> Task statement
The data below should be printed in full, exactly, and without any of its images.

** START OF Information given **

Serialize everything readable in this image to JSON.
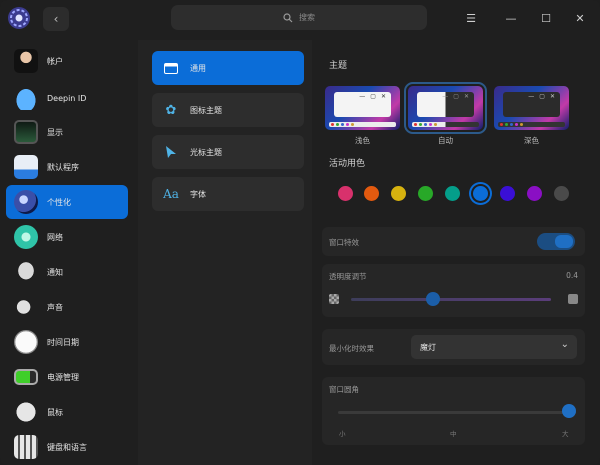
{
  "search": {
    "placeholder": "搜索"
  },
  "sidebar": {
    "items": [
      {
        "label": "帐户",
        "icon": "account-icon"
      },
      {
        "label": "Deepin ID",
        "icon": "cloud-icon"
      },
      {
        "label": "显示",
        "icon": "display-icon"
      },
      {
        "label": "默认程序",
        "icon": "default-apps-icon"
      },
      {
        "label": "个性化",
        "icon": "personalization-icon",
        "active": true
      },
      {
        "label": "网络",
        "icon": "network-icon"
      },
      {
        "label": "通知",
        "icon": "bell-icon"
      },
      {
        "label": "声音",
        "icon": "speaker-icon"
      },
      {
        "label": "时间日期",
        "icon": "clock-icon"
      },
      {
        "label": "电源管理",
        "icon": "battery-icon"
      },
      {
        "label": "鼠标",
        "icon": "mouse-icon"
      },
      {
        "label": "键盘和语言",
        "icon": "keyboard-icon"
      }
    ]
  },
  "middle": {
    "items": [
      {
        "label": "通用",
        "icon": "window-icon",
        "active": true
      },
      {
        "label": "图标主题",
        "icon": "icon-theme-icon"
      },
      {
        "label": "光标主题",
        "icon": "cursor-icon"
      },
      {
        "label": "字体",
        "icon": "font-icon"
      }
    ]
  },
  "theme": {
    "title": "主题",
    "options": [
      {
        "label": "浅色"
      },
      {
        "label": "自动",
        "selected": true
      },
      {
        "label": "深色"
      }
    ]
  },
  "accent": {
    "title": "活动用色",
    "colors": [
      "#d8316c",
      "#e35a0f",
      "#d6b20f",
      "#28a828",
      "#049e8a",
      "#0b6dd8",
      "#3a0fd6",
      "#8a0fc4",
      "#4a4a4a"
    ],
    "selected_index": 5
  },
  "window_effect": {
    "label": "窗口特效",
    "enabled": true
  },
  "transparency": {
    "label": "透明度调节",
    "value_text": "0.4",
    "value": 0.4
  },
  "minimize_effect": {
    "label": "最小化时效果",
    "value": "魔灯"
  },
  "corner": {
    "label": "窗口圆角",
    "ticks": [
      "小",
      "中",
      "大"
    ],
    "value": 1.0
  }
}
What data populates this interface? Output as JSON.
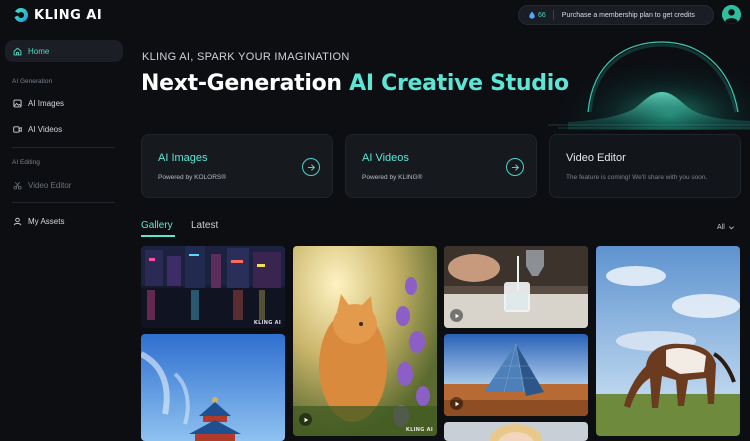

** END OF Information given **

> Completed task
Serialize everything readable in this image to JSON.
{
  "search": {
    "placeholder": "搜索"
  },
  "sidebar": {
    "items": [
      {
        "label": "帐户",
        "icon": "account-icon"
      },
      {
        "label": "Deepin ID",
        "icon": "cloud-icon"
      },
      {
        "label": "显示",
        "icon": "display-icon"
      },
      {
        "label": "默认程序",
        "icon": "default-apps-icon"
      },
      {
        "label": "个性化",
        "icon": "personalization-icon",
        "active": true
      },
      {
        "label": "网络",
        "icon": "network-icon"
      },
      {
        "label": "通知",
        "icon": "bell-icon"
      },
      {
        "label": "声音",
        "icon": "speaker-icon"
      },
      {
        "label": "时间日期",
        "icon": "clock-icon"
      },
      {
        "label": "电源管理",
        "icon": "battery-icon"
      },
      {
        "label": "鼠标",
        "icon": "mouse-icon"
      },
      {
        "label": "键盘和语言",
        "icon": "keyboard-icon"
      }
    ]
  },
  "middle": {
    "items": [
      {
        "label": "通用",
        "icon": "window-icon",
        "active": true
      },
      {
        "label": "图标主题",
        "icon": "icon-theme-icon"
      },
      {
        "label": "光标主题",
        "icon": "cursor-icon"
      },
      {
        "label": "字体",
        "icon": "font-icon"
      }
    ]
  },
  "theme": {
    "title": "主题",
    "options": [
      {
        "label": "浅色"
      },
      {
        "label": "自动",
        "selected": true
      },
      {
        "label": "深色"
      }
    ]
  },
  "accent": {
    "title": "活动用色",
    "colors": [
      "#d8316c",
      "#e35a0f",
      "#d6b20f",
      "#28a828",
      "#049e8a",
      "#0b6dd8",
      "#3a0fd6",
      "#8a0fc4",
      "#4a4a4a"
    ],
    "selected_index": 5
  },
  "window_effect": {
    "label": "窗口特效",
    "enabled": true
  },
  "transparency": {
    "label": "透明度调节",
    "value_text": "0.4",
    "value": 0.4
  },
  "minimize_effect": {
    "label": "最小化时效果",
    "value": "魔灯"
  },
  "corner": {
    "label": "窗口圆角",
    "ticks": [
      "小",
      "中",
      "大"
    ],
    "value": 1.0
  }
}
What data populates this interface? Output as JSON.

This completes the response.